§ Stated task: Count the lines in the records below that contain the string "candle", matching case exactly, and reply with only the number.

§ Entries supplied:
------------------------------------

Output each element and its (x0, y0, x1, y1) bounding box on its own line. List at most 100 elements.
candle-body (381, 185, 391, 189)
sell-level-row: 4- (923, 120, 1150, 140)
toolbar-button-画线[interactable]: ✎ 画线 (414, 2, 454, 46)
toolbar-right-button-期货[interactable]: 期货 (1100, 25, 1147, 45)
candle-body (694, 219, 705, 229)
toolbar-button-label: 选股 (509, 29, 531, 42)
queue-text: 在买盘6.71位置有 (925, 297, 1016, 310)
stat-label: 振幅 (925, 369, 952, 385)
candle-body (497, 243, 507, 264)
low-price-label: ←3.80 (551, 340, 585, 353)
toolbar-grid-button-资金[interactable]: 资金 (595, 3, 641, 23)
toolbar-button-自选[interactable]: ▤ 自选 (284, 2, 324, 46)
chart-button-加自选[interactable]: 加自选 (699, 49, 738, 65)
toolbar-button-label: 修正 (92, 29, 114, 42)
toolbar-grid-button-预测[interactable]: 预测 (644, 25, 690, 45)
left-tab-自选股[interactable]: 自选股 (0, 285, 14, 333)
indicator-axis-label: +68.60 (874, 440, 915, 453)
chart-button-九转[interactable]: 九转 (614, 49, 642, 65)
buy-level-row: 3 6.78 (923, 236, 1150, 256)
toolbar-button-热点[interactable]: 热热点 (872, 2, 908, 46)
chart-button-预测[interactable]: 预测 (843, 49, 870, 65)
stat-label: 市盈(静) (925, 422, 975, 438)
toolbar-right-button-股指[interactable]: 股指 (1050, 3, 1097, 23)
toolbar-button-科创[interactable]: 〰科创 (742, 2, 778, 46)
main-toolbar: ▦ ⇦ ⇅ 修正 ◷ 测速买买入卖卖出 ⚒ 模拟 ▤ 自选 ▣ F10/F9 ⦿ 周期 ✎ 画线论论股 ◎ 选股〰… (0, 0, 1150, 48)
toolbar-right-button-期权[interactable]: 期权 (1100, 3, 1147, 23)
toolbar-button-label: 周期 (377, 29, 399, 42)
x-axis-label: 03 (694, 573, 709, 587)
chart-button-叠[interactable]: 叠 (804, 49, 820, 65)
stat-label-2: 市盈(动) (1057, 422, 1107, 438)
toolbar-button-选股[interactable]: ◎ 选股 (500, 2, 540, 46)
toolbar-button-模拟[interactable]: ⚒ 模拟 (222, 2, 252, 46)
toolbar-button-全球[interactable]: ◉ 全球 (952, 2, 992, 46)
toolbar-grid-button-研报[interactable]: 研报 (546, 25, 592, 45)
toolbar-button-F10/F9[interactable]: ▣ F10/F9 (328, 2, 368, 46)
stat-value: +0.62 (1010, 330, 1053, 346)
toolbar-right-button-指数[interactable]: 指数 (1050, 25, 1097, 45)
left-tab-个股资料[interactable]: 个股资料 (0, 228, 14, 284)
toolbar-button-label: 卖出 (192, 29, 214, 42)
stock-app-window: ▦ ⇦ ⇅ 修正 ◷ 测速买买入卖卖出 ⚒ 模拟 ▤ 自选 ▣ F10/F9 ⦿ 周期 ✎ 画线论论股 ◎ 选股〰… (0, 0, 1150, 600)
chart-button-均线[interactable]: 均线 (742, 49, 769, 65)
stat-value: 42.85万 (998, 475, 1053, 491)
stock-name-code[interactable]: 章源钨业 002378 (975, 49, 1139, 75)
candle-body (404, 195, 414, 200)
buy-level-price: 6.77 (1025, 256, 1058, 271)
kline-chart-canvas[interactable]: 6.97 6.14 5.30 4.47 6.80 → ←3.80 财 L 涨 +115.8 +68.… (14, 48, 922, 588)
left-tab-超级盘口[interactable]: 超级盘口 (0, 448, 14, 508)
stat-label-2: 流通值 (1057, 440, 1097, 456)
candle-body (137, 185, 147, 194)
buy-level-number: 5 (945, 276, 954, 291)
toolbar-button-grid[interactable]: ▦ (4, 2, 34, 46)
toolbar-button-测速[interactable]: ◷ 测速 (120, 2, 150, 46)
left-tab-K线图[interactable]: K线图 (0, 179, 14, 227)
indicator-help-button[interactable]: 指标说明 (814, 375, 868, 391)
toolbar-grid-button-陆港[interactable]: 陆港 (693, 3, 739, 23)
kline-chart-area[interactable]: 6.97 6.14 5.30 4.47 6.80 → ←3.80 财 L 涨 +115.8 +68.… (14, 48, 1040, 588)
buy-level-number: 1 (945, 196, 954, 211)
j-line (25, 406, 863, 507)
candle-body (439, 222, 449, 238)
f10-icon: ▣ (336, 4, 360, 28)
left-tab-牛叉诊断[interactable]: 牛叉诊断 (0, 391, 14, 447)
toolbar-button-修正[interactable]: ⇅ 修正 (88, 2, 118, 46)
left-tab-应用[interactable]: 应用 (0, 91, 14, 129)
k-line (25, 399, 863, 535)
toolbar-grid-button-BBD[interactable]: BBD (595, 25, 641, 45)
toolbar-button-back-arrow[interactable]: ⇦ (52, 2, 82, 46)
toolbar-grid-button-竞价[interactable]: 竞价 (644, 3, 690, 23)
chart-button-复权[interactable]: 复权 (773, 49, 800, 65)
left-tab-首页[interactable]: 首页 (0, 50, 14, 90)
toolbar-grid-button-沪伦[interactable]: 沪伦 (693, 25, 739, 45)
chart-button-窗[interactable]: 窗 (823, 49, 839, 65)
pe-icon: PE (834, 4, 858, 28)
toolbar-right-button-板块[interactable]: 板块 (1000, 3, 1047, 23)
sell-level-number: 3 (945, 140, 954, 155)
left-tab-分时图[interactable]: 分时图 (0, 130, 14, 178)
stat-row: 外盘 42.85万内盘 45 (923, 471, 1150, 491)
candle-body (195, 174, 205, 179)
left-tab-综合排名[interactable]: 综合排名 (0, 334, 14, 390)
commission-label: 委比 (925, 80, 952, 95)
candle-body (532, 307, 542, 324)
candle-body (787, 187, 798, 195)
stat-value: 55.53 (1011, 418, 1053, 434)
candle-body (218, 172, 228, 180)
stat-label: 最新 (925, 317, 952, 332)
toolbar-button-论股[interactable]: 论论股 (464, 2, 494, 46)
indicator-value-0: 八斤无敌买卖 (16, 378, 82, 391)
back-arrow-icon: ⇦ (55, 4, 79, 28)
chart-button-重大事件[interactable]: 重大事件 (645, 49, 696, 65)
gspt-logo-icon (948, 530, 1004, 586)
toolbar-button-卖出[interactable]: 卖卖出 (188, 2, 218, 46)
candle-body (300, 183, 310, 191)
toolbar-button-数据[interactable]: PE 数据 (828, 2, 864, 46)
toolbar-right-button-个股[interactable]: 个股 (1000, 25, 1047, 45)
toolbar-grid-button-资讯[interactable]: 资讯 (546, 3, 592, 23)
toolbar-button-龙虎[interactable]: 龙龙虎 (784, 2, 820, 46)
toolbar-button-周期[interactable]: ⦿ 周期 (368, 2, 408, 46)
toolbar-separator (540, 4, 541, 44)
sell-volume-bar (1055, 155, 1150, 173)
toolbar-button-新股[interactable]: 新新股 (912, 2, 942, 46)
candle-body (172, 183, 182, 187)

------------------------------------

§ Written solution: 12